REQUEST:
Count the lines in the records below that contain the word "true", and reply with only that number.

STORED ROWS:

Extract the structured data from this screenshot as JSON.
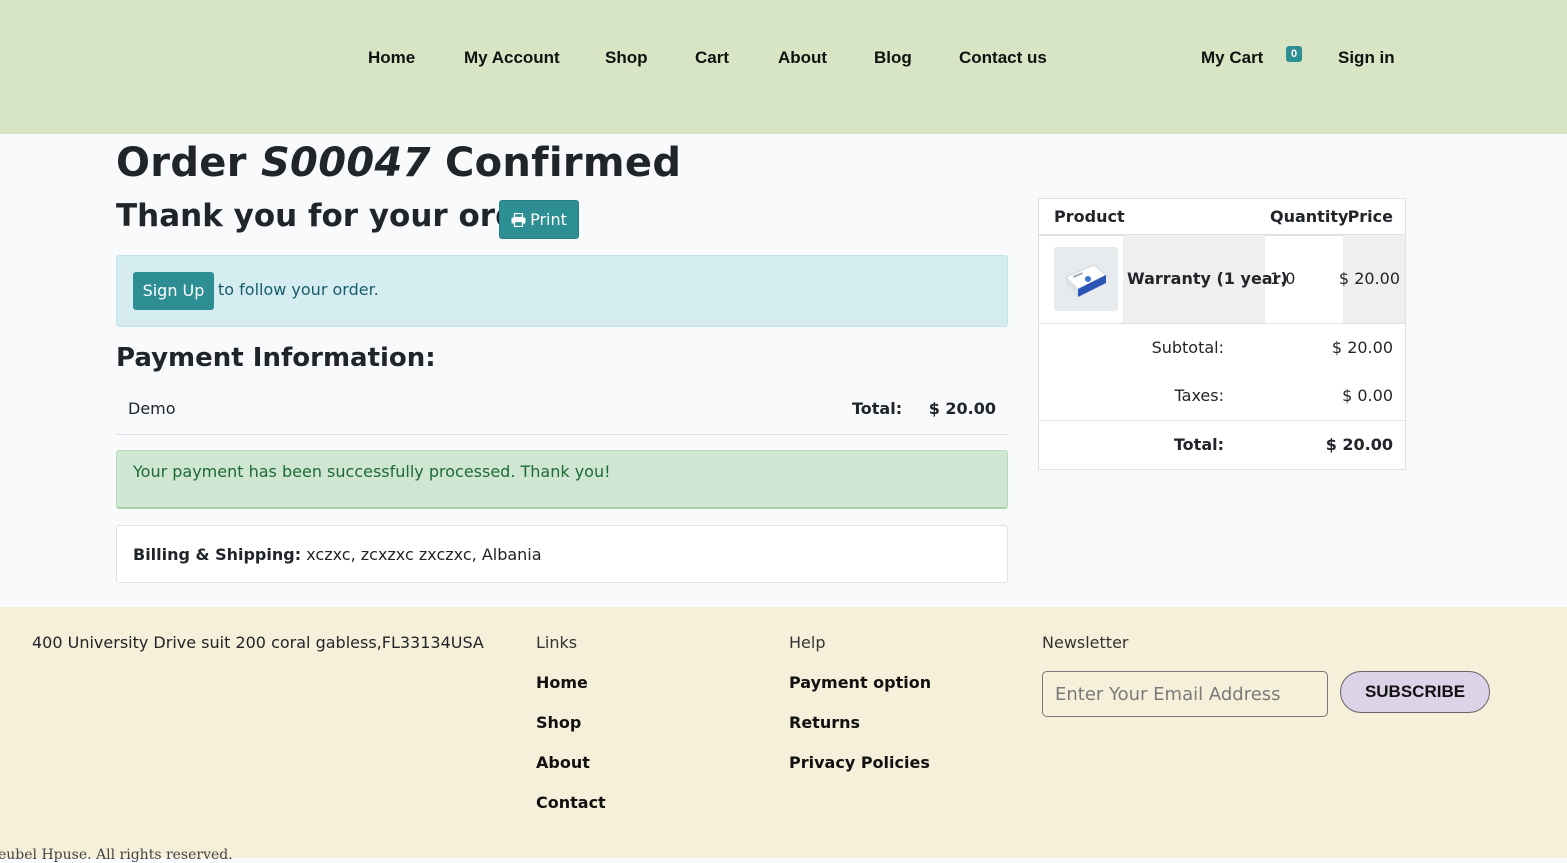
{
  "header": {
    "nav": [
      "Home",
      "My Account",
      "Shop",
      "Cart",
      "About",
      "Blog",
      "Contact us"
    ],
    "cart_label": "My Cart",
    "cart_count": "0",
    "signin_label": "Sign in"
  },
  "order": {
    "title_prefix": "Order",
    "number": "S00047",
    "title_suffix": "Confirmed",
    "thanks": "Thank you for your order.",
    "print_label": "Print",
    "signup_label": "Sign Up",
    "follow_text": "to follow your order."
  },
  "payment": {
    "heading": "Payment Information:",
    "method": "Demo",
    "total_label": "Total:",
    "total_value": "$ 20.00",
    "success_message": "Your payment has been successfully processed. Thank you!"
  },
  "billing": {
    "label": "Billing & Shipping:",
    "address": "xczxc, zcxzxc zxczxc, Albania"
  },
  "summary": {
    "headers": {
      "product": "Product",
      "quantity": "Quantity",
      "price": "Price"
    },
    "line": {
      "product": "Warranty (1 year)",
      "quantity": "1.0",
      "price": "$ 20.00",
      "image_icon": "product-box-icon"
    },
    "subtotal_label": "Subtotal:",
    "subtotal_value": "$ 20.00",
    "taxes_label": "Taxes:",
    "taxes_value": "$ 0.00",
    "total_label": "Total:",
    "total_value": "$ 20.00"
  },
  "footer": {
    "address": "400 University Drive suit 200 coral gabless,FL33134USA",
    "links_title": "Links",
    "links": [
      "Home",
      "Shop",
      "About",
      "Contact"
    ],
    "help_title": "Help",
    "help": [
      "Payment option",
      "Returns",
      "Privacy Policies"
    ],
    "newsletter_title": "Newsletter",
    "email_placeholder": "Enter Your Email Address",
    "subscribe_label": "SUBSCRIBE",
    "copyright": "eubel Hpuse. All rights reserved."
  },
  "colors": {
    "header_bg": "#d7e5c5",
    "accent": "#2d8f94",
    "footer_bg": "#f6f0da",
    "success_bg": "#cfe6d2",
    "info_bg": "#d5ecf0"
  }
}
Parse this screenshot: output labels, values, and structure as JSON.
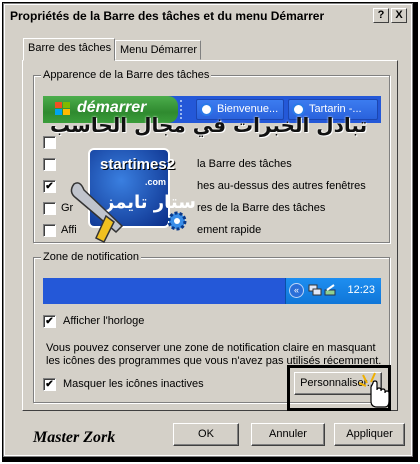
{
  "window": {
    "title": "Propriétés de la Barre des tâches et du menu Démarrer",
    "help_label": "?",
    "close_label": "X"
  },
  "tabs": [
    {
      "label": "Barre des tâches",
      "active": true
    },
    {
      "label": "Menu Démarrer",
      "active": false
    }
  ],
  "taskbar_group": {
    "legend": "Apparence de la Barre des tâches",
    "start_label": "démarrer",
    "task_buttons": [
      "Bienvenue...",
      "Tartarin -..."
    ],
    "options": [
      {
        "label": "",
        "checked": false
      },
      {
        "label": "la Barre des tâches",
        "checked": false
      },
      {
        "label": "hes au-dessus des autres fenêtres",
        "checked": true
      },
      {
        "label": "res de la Barre des tâches",
        "checked": false
      },
      {
        "label": "ement rapide",
        "checked": false
      }
    ],
    "partial_prefixes": [
      "Gr",
      "Affi"
    ]
  },
  "notif_group": {
    "legend": "Zone de notification",
    "tray_arrow": "«",
    "clock": "12:23",
    "show_clock_label": "Afficher l'horloge",
    "show_clock_checked": true,
    "description": "Vous pouvez conserver une zone de notification claire en masquant les icônes des programmes que vous n'avez pas utilisés récemment.",
    "hide_inactive_label": "Masquer les icônes inactives",
    "hide_inactive_checked": true,
    "customize_label": "Personnaliser..."
  },
  "buttons": {
    "ok": "OK",
    "cancel": "Annuler",
    "apply": "Appliquer"
  },
  "signature": "Master Zork",
  "watermark": {
    "arabic_line": "تبادل الخبرات في مجال الحاسب",
    "site": "startimes2",
    "com": ".com",
    "arabic_name": "ستار تايمز"
  },
  "colors": {
    "window_bg": "#d4d0c8",
    "taskbar_blue": "#2458d8",
    "start_green": "#3a9d3a",
    "tray_blue": "#0f76d8"
  }
}
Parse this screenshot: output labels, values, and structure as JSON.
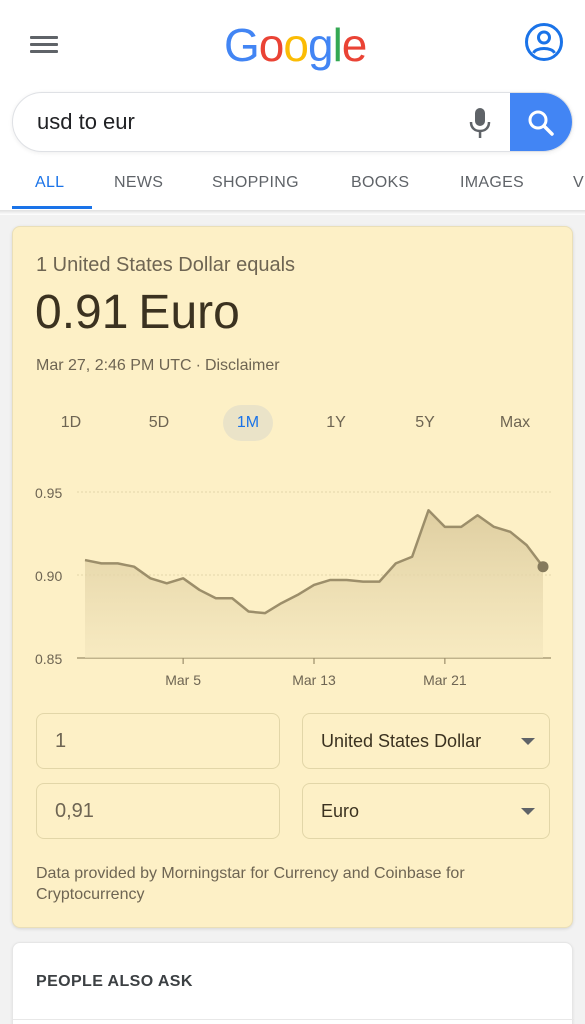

RIGHT ANSWER:
4